• [AIM]: In the listing that follows, how many lines contain "best"? Give the number only.

• [DATA EXTRACT]:
* * * *

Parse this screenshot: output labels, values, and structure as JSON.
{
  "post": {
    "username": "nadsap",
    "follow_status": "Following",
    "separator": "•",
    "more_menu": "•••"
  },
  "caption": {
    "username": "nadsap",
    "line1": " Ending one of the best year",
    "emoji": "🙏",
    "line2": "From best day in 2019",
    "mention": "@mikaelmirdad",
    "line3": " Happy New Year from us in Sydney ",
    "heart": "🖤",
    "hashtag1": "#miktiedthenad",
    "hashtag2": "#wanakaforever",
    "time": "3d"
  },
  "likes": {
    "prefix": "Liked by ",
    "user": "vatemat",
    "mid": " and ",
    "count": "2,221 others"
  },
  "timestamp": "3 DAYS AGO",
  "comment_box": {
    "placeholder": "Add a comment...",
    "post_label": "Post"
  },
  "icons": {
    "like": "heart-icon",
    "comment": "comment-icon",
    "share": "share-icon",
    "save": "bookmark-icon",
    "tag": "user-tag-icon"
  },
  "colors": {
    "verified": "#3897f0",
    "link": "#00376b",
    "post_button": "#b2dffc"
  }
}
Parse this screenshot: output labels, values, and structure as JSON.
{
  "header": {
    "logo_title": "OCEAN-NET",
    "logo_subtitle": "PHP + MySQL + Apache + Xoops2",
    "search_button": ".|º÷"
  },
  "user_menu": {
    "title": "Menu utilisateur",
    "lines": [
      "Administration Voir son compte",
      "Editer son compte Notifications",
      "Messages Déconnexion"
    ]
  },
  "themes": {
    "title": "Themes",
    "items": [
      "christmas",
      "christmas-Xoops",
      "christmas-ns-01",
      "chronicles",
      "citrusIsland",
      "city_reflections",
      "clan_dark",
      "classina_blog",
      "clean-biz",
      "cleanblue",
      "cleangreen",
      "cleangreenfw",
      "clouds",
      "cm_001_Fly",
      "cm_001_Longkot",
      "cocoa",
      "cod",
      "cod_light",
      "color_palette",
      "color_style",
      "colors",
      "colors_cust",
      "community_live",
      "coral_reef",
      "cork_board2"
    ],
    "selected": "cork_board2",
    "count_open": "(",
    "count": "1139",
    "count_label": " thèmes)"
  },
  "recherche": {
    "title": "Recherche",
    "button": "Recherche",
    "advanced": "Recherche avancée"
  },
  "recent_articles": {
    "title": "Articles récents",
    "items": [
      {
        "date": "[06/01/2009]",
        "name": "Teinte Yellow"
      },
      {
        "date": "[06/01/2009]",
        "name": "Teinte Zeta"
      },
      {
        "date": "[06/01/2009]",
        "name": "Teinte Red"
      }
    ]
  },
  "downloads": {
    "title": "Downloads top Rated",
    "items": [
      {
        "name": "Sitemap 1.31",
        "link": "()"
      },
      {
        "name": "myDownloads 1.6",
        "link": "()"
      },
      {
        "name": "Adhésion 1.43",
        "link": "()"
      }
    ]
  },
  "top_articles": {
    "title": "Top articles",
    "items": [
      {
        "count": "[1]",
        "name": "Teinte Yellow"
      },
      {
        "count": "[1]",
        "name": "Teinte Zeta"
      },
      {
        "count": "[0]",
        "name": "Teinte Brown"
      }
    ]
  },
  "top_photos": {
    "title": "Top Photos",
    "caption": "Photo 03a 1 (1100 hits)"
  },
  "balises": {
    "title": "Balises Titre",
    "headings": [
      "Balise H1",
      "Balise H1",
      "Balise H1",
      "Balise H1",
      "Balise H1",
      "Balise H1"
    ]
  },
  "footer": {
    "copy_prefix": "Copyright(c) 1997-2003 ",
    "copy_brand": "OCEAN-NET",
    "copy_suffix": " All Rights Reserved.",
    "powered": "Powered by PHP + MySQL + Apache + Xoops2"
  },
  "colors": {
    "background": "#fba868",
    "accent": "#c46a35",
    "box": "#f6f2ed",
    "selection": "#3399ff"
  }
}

* * * *

• [SOLUTION TO THIS EXERCISE]: 2